TASK OBJECTIVE
Filter the records below and copy every line containing the word "северо".

DATA FOR THIS TASK
* START *

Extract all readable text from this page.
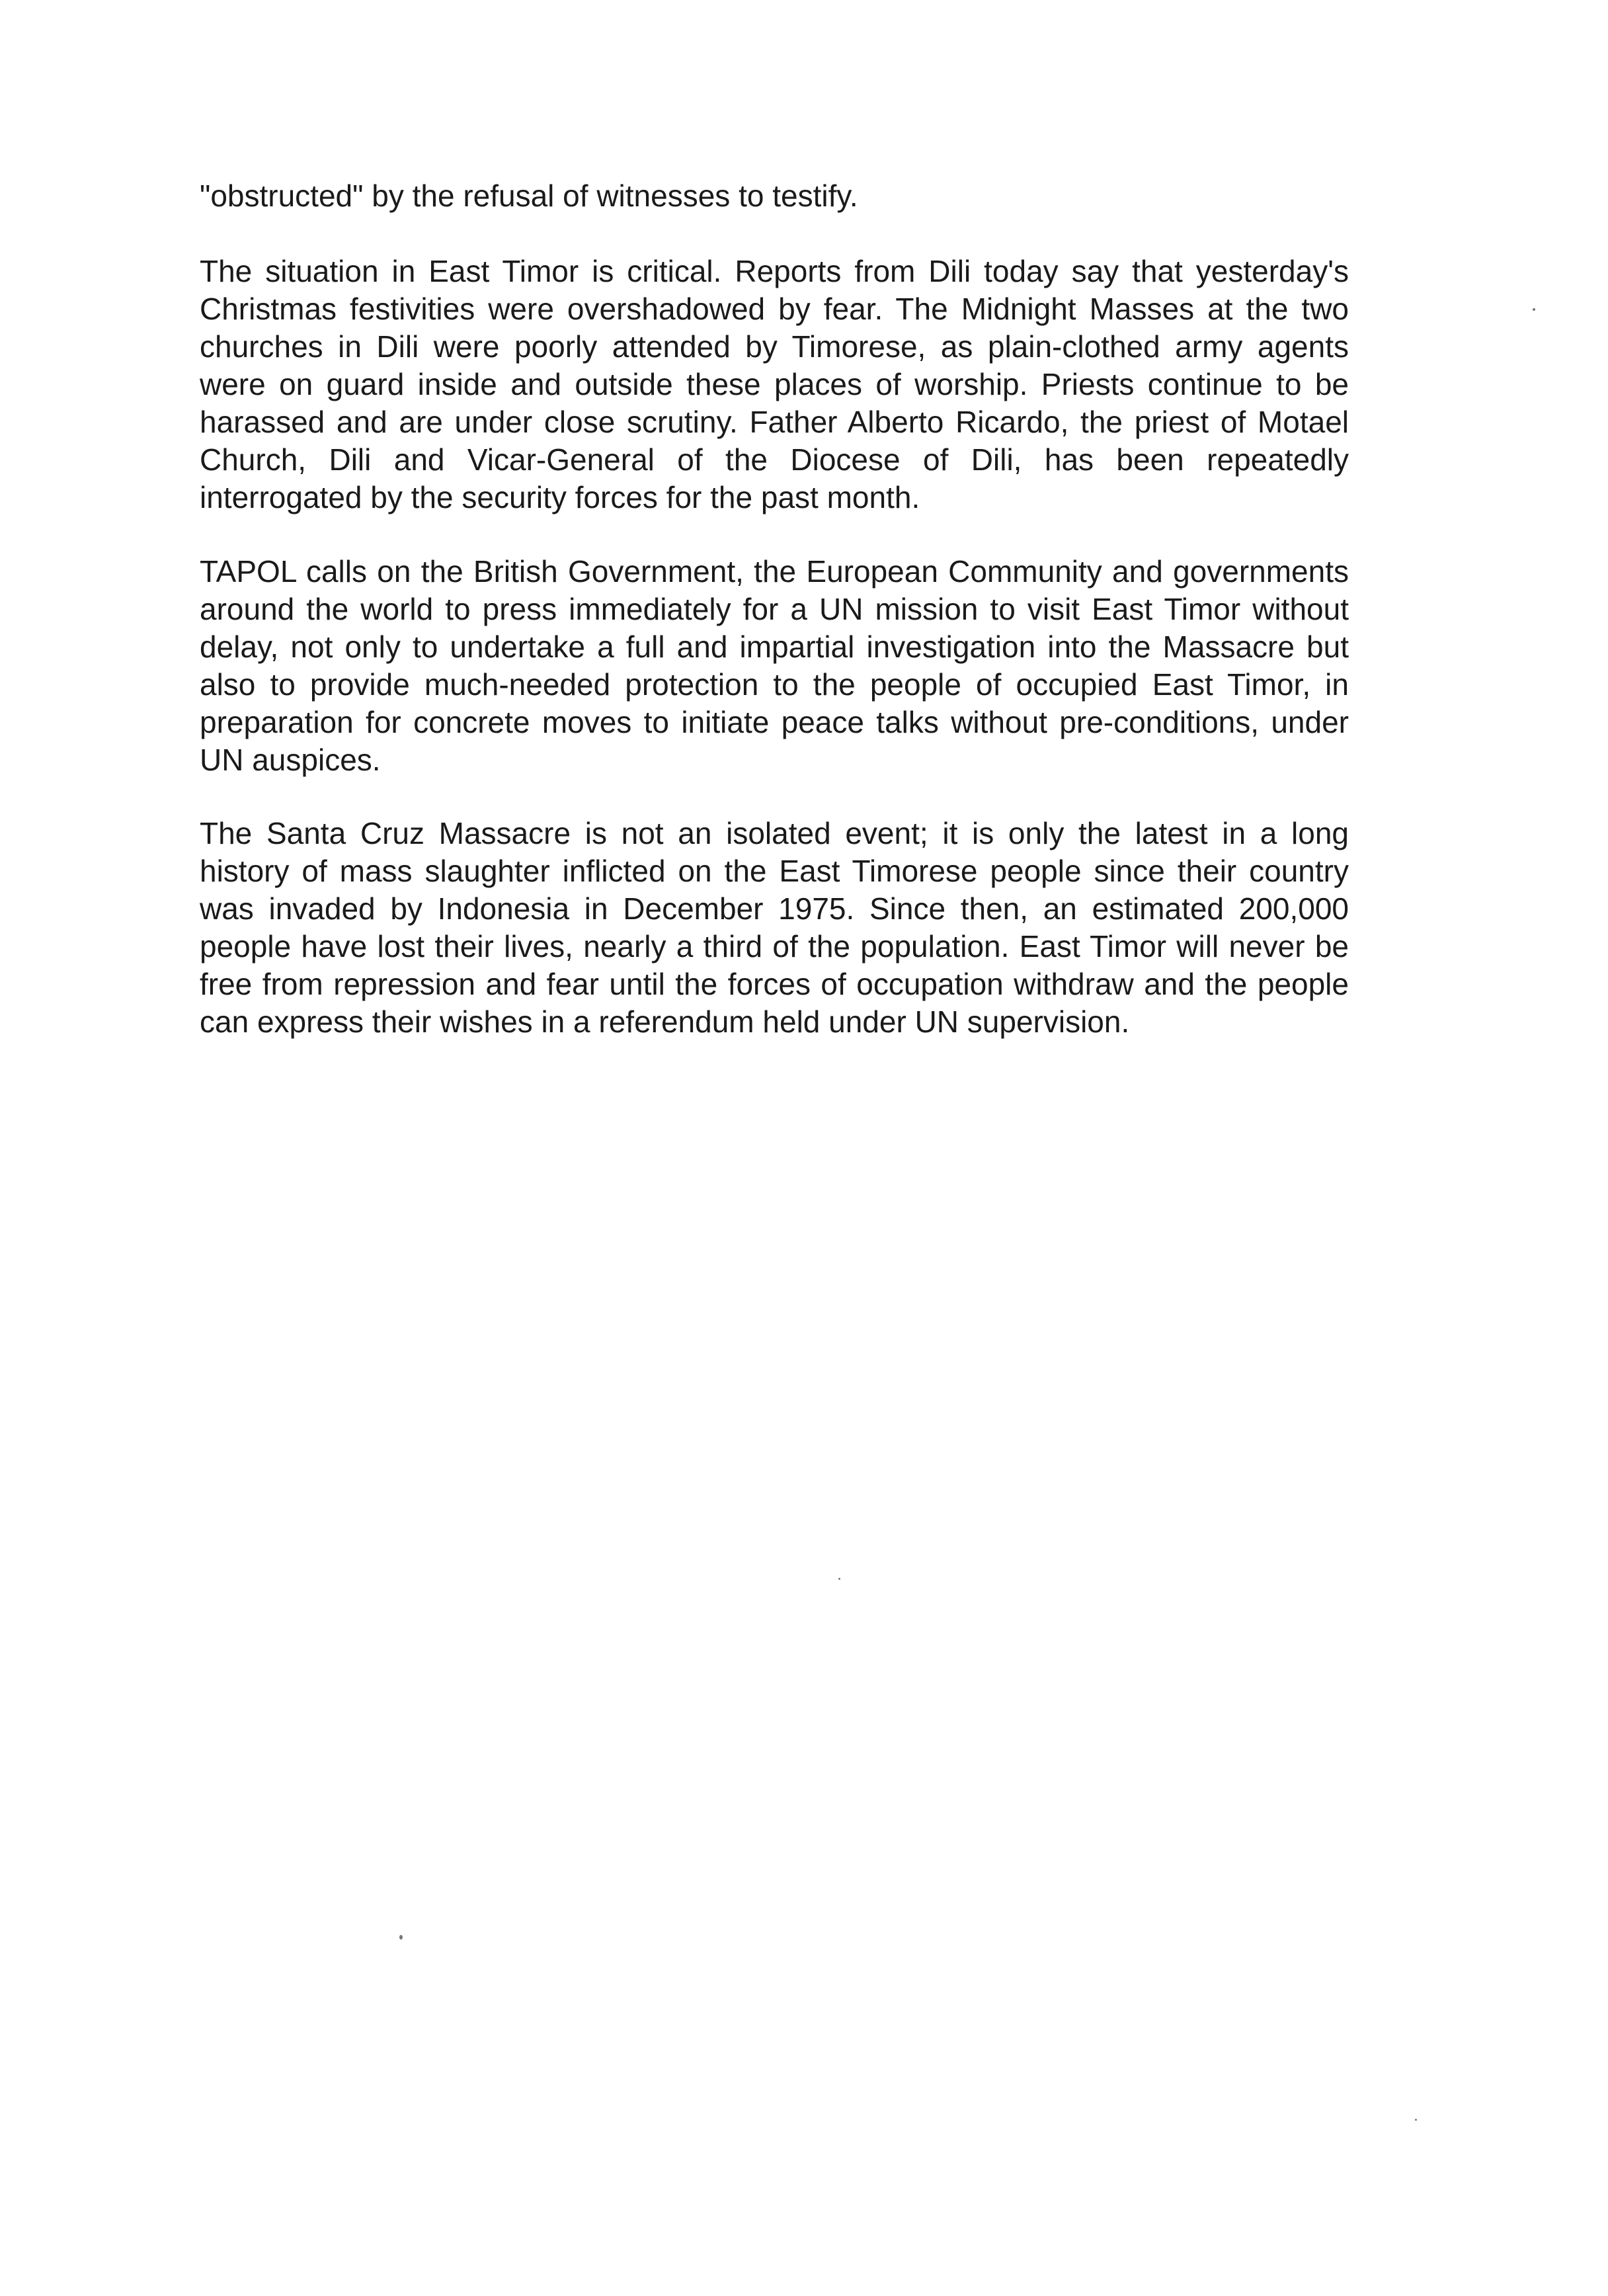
"obstructed" by the refusal of witnesses to testify.

The situation in East Timor is critical. Reports from Dili today say that yesterday's Christmas festivities were overshadowed by fear. The Midnight Masses at the two churches in Dili were poorly attended by Timorese, as plain-clothed army agents were on guard inside and outside these places of worship. Priests continue to be harassed and are under close scrutiny. Father Alberto Ricardo, the priest of Motael Church, Dili and Vicar-General of the Diocese of Dili, has been repeatedly interrogated by the security forces for the past month.

TAPOL calls on the British Government, the European Community and governments around the world to press immediately for a UN mission to visit East Timor without delay, not only to undertake a full and impartial investigation into the Massacre but also to provide much-needed protection to the people of occupied East Timor, in preparation for concrete moves to initiate peace talks without pre-conditions, under UN auspices.

The Santa Cruz Massacre is not an isolated event; it is only the latest in a long history of mass slaughter inflicted on the East Timorese people since their country was invaded by Indonesia in December 1975. Since then, an estimated 200,000 people have lost their lives, nearly a third of the population. East Timor will never be free from repression and fear until the forces of occupation withdraw and the people can express their wishes in a referendum held under UN supervision.
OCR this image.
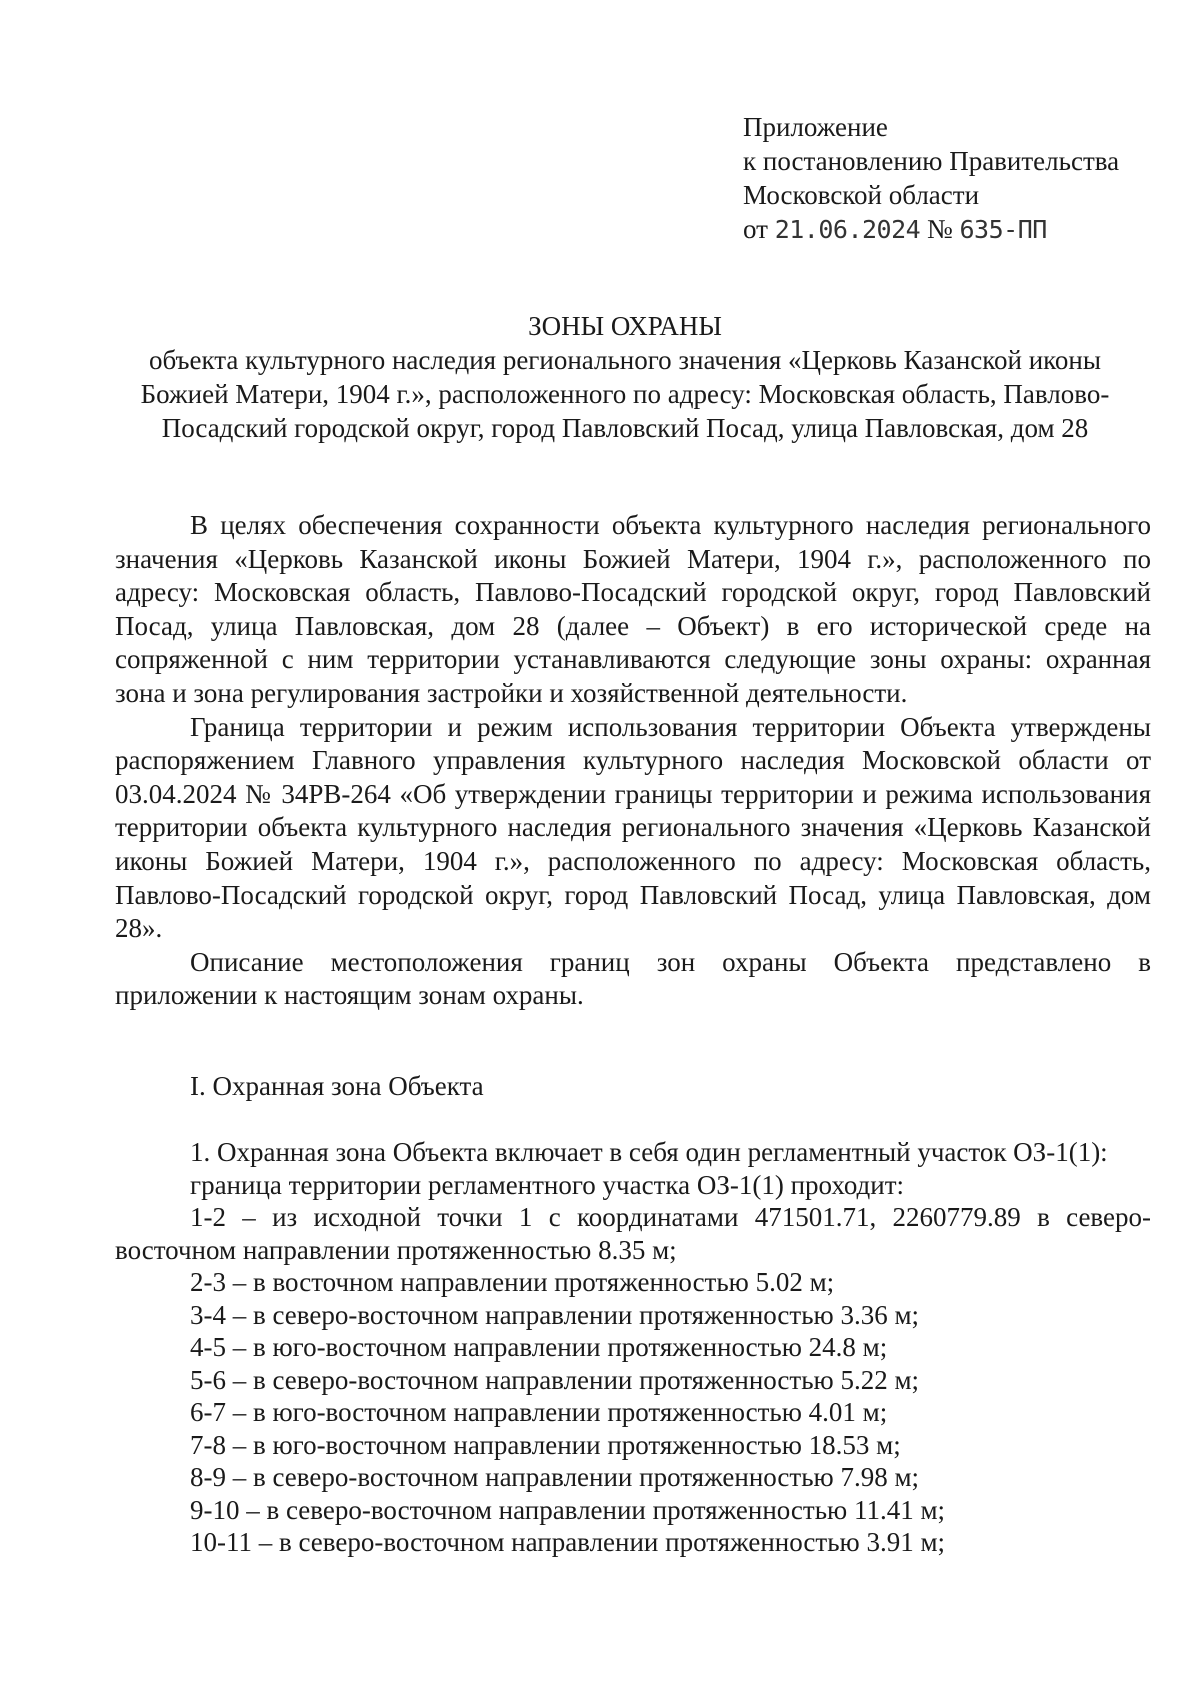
Приложение
к постановлению Правительства
Московской области
от 21.06.2024 № 635-ПП
ЗОНЫ ОХРАНЫ
объекта культурного наследия регионального значения «Церковь Казанской иконы Божией Матери, 1904 г.», расположенного по адресу: Московская область, Павлово-Посадский городской округ, город Павловский Посад, улица Павловская, дом 28

В целях обеспечения сохранности объекта культурного наследия регионального значения «Церковь Казанской иконы Божией Матери, 1904 г.», расположенного по адресу: Московская область, Павлово-Посадский городской округ, город Павловский Посад, улица Павловская, дом 28 (далее – Объект) в его исторической среде на сопряженной с ним территории устанавливаются следующие зоны охраны: охранная зона и зона регулирования застройки и хозяйственной деятельности.

Граница территории и режим использования территории Объекта утверждены распоряжением Главного управления культурного наследия Московской области от 03.04.2024 № 34РВ-264 «Об утверждении границы территории и режима использования территории объекта культурного наследия регионального значения «Церковь Казанской иконы Божией Матери, 1904 г.», расположенного по адресу: Московская область, Павлово-Посадский городской округ, город Павловский Посад, улица Павловская, дом 28».

Описание местоположения границ зон охраны Объекта представлено в приложении к настоящим зонам охраны.

I. Охранная зона Объекта

1. Охранная зона Объекта включает в себя один регламентный участок ОЗ-1(1):

граница территории регламентного участка ОЗ-1(1) проходит:

1-2 – из исходной точки 1 с координатами 471501.71, 2260779.89 в северо-восточном направлении протяженностью 8.35 м;

2-3 – в восточном направлении протяженностью 5.02 м;
3-4 – в северо-восточном направлении протяженностью 3.36 м;
4-5 – в юго-восточном направлении протяженностью 24.8 м;
5-6 – в северо-восточном направлении протяженностью 5.22 м;
6-7 – в юго-восточном направлении протяженностью 4.01 м;
7-8 – в юго-восточном направлении протяженностью 18.53 м;
8-9 – в северо-восточном направлении протяженностью 7.98 м;
9-10 – в северо-восточном направлении протяженностью 11.41 м;
10-11 – в северо-восточном направлении протяженностью 3.91 м;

* END *

WRITTEN REPLY
1-2 – из исходной точки 1 с координатами 471501.71, 2260779.89 в северо-восточном направлении протяженностью 8.35 м;
3-4 – в северо-восточном направлении протяженностью 3.36 м;
5-6 – в северо-восточном направлении протяженностью 5.22 м;
8-9 – в северо-восточном направлении протяженностью 7.98 м;
9-10 – в северо-восточном направлении протяженностью 11.41 м;
10-11 – в северо-восточном направлении протяженностью 3.91 м;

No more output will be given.